Dataset excerpt:

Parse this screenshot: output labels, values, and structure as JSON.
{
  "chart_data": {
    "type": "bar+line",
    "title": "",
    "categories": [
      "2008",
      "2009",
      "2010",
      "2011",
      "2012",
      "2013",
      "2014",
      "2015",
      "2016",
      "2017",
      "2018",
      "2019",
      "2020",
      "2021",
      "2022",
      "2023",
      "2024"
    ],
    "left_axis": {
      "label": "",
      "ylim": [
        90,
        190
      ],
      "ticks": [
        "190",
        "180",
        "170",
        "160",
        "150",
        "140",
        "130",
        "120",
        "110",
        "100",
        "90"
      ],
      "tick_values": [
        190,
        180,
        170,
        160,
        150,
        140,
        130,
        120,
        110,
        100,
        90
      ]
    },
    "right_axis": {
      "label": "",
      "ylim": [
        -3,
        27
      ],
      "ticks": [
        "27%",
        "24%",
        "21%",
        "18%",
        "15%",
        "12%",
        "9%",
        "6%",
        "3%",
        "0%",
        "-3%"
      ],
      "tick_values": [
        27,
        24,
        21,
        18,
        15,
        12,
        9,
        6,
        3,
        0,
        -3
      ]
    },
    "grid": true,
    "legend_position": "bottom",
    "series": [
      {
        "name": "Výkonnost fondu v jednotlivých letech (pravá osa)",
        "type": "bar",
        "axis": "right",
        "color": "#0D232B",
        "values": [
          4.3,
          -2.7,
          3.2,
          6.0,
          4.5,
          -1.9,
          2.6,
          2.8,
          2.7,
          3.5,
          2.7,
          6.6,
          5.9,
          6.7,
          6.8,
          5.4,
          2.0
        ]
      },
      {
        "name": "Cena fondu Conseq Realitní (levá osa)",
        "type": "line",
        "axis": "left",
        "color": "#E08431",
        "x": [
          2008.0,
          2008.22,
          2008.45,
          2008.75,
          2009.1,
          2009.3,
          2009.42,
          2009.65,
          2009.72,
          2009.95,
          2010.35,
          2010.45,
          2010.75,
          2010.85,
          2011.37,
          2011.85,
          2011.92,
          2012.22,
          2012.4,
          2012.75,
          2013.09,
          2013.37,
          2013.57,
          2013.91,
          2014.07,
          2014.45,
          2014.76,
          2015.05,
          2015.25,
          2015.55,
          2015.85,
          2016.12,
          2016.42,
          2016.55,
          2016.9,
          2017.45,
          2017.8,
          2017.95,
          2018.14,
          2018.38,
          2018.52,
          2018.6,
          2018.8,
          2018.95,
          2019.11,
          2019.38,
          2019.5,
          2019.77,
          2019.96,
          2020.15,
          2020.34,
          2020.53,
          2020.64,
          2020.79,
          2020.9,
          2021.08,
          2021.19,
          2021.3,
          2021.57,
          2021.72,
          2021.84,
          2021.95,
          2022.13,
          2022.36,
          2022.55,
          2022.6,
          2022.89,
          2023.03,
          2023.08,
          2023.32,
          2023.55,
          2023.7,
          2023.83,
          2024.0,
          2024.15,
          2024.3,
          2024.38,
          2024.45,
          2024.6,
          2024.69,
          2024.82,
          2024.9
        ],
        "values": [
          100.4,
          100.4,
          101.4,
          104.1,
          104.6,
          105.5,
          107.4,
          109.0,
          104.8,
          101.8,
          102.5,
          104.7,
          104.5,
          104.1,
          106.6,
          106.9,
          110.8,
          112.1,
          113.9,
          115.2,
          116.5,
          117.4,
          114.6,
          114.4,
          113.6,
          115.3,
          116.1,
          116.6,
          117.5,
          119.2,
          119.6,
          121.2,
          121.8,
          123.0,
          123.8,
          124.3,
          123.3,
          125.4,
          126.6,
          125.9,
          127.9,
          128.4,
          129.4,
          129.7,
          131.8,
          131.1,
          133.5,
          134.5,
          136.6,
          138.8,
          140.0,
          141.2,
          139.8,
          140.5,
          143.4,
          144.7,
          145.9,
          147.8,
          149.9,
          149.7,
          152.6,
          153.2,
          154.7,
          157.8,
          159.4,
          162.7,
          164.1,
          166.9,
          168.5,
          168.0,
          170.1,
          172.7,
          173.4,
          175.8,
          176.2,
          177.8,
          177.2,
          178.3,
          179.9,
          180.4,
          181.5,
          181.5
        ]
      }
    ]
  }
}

● **BRIEF**: Of the lines in the records, how many contain the word "name"? Answer with the number and nothing else.

● **RESPONSE**: 2